# Start of Information supplied

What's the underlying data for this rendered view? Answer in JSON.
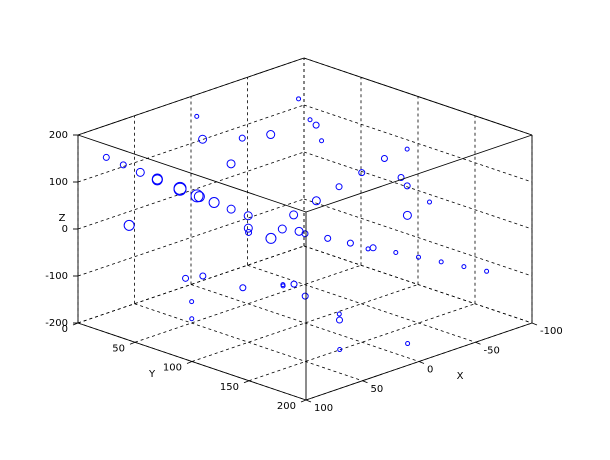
{
  "chart_data": {
    "type": "scatter3d",
    "xlabel": "X",
    "ylabel": "Y",
    "zlabel": "Z",
    "color": "#0000ff",
    "grid": true,
    "xlim": [
      -100,
      100
    ],
    "ylim": [
      0,
      200
    ],
    "zlim": [
      -200,
      200
    ],
    "xticks": [
      -100,
      -50,
      0,
      50,
      100
    ],
    "yticks": [
      0,
      50,
      100,
      150,
      200
    ],
    "zticks": [
      -200,
      -100,
      0,
      100,
      200
    ],
    "x": [
      40,
      35,
      30,
      45,
      38,
      25,
      20,
      50,
      55,
      30,
      10,
      0,
      -10,
      -20,
      -30,
      -40,
      -50,
      -60,
      -70,
      -80,
      60,
      70,
      80,
      15,
      5,
      -5,
      -15,
      -25,
      -35,
      -45,
      45,
      65,
      75,
      85,
      20,
      10,
      -55,
      -65,
      -75,
      -85,
      30,
      50,
      0,
      -20,
      -40,
      60,
      20,
      -10,
      -30,
      40,
      70,
      90,
      -90,
      25,
      55,
      35,
      15,
      -5,
      5,
      -25
    ],
    "y": [
      30,
      40,
      50,
      35,
      45,
      60,
      70,
      20,
      25,
      80,
      90,
      100,
      110,
      120,
      130,
      140,
      150,
      160,
      170,
      180,
      15,
      10,
      5,
      85,
      95,
      105,
      115,
      125,
      135,
      145,
      55,
      65,
      75,
      30,
      120,
      140,
      60,
      40,
      20,
      100,
      160,
      180,
      190,
      170,
      150,
      110,
      30,
      60,
      80,
      130,
      150,
      170,
      120,
      20,
      100,
      190,
      50,
      40,
      10,
      70
    ],
    "z": [
      60,
      50,
      40,
      70,
      55,
      30,
      20,
      80,
      90,
      10,
      0,
      -10,
      -20,
      -30,
      -40,
      -50,
      -60,
      -70,
      -80,
      -90,
      100,
      120,
      140,
      -20,
      30,
      60,
      90,
      120,
      150,
      170,
      -100,
      -130,
      -150,
      20,
      -110,
      -140,
      110,
      130,
      150,
      40,
      -120,
      -150,
      -170,
      70,
      100,
      50,
      150,
      160,
      180,
      -60,
      -20,
      10,
      0,
      -150,
      -80,
      60,
      110,
      140,
      170,
      -50
    ],
    "sizes": [
      6,
      6,
      5,
      6,
      5,
      4,
      4,
      5,
      5,
      4,
      4,
      3,
      3,
      3,
      3,
      2,
      2,
      2,
      2,
      2,
      4,
      3,
      3,
      5,
      4,
      4,
      3,
      3,
      3,
      2,
      3,
      2,
      2,
      5,
      3,
      2,
      2,
      2,
      2,
      3,
      3,
      2,
      2,
      4,
      3,
      3,
      4,
      4,
      3,
      3,
      2,
      2,
      2,
      3,
      3,
      2,
      4,
      3,
      2,
      4
    ]
  }
}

# End of Information supplied

[What the task asks] Quote the material exactly. Pictures stay out.

[Worked answer]
What's the underlying data for this rendered view? Answer in JSON.
{
  "chart_data": {
    "type": "scatter3d",
    "xlabel": "X",
    "ylabel": "Y",
    "zlabel": "Z",
    "color": "#0000ff",
    "grid": true,
    "xlim": [
      -100,
      100
    ],
    "ylim": [
      0,
      200
    ],
    "zlim": [
      -200,
      200
    ],
    "xticks": [
      -100,
      -50,
      0,
      50,
      100
    ],
    "yticks": [
      0,
      50,
      100,
      150,
      200
    ],
    "zticks": [
      -200,
      -100,
      0,
      100,
      200
    ],
    "x": [
      40,
      35,
      30,
      45,
      38,
      25,
      20,
      50,
      55,
      30,
      10,
      0,
      -10,
      -20,
      -30,
      -40,
      -50,
      -60,
      -70,
      -80,
      60,
      70,
      80,
      15,
      5,
      -5,
      -15,
      -25,
      -35,
      -45,
      45,
      65,
      75,
      85,
      20,
      10,
      -55,
      -65,
      -75,
      -85,
      30,
      50,
      0,
      -20,
      -40,
      60,
      20,
      -10,
      -30,
      40,
      70,
      90,
      -90,
      25,
      55,
      35,
      15,
      -5,
      5,
      -25
    ],
    "y": [
      30,
      40,
      50,
      35,
      45,
      60,
      70,
      20,
      25,
      80,
      90,
      100,
      110,
      120,
      130,
      140,
      150,
      160,
      170,
      180,
      15,
      10,
      5,
      85,
      95,
      105,
      115,
      125,
      135,
      145,
      55,
      65,
      75,
      30,
      120,
      140,
      60,
      40,
      20,
      100,
      160,
      180,
      190,
      170,
      150,
      110,
      30,
      60,
      80,
      130,
      150,
      170,
      120,
      20,
      100,
      190,
      50,
      40,
      10,
      70
    ],
    "z": [
      60,
      50,
      40,
      70,
      55,
      30,
      20,
      80,
      90,
      10,
      0,
      -10,
      -20,
      -30,
      -40,
      -50,
      -60,
      -70,
      -80,
      -90,
      100,
      120,
      140,
      -20,
      30,
      60,
      90,
      120,
      150,
      170,
      -100,
      -130,
      -150,
      20,
      -110,
      -140,
      110,
      130,
      150,
      40,
      -120,
      -150,
      -170,
      70,
      100,
      50,
      150,
      160,
      180,
      -60,
      -20,
      10,
      0,
      -150,
      -80,
      60,
      110,
      140,
      170,
      -50
    ],
    "sizes": [
      6,
      6,
      5,
      6,
      5,
      4,
      4,
      5,
      5,
      4,
      4,
      3,
      3,
      3,
      3,
      2,
      2,
      2,
      2,
      2,
      4,
      3,
      3,
      5,
      4,
      4,
      3,
      3,
      3,
      2,
      3,
      2,
      2,
      5,
      3,
      2,
      2,
      2,
      2,
      3,
      3,
      2,
      2,
      4,
      3,
      3,
      4,
      4,
      3,
      3,
      2,
      2,
      2,
      3,
      3,
      2,
      4,
      3,
      2,
      4
    ]
  }
}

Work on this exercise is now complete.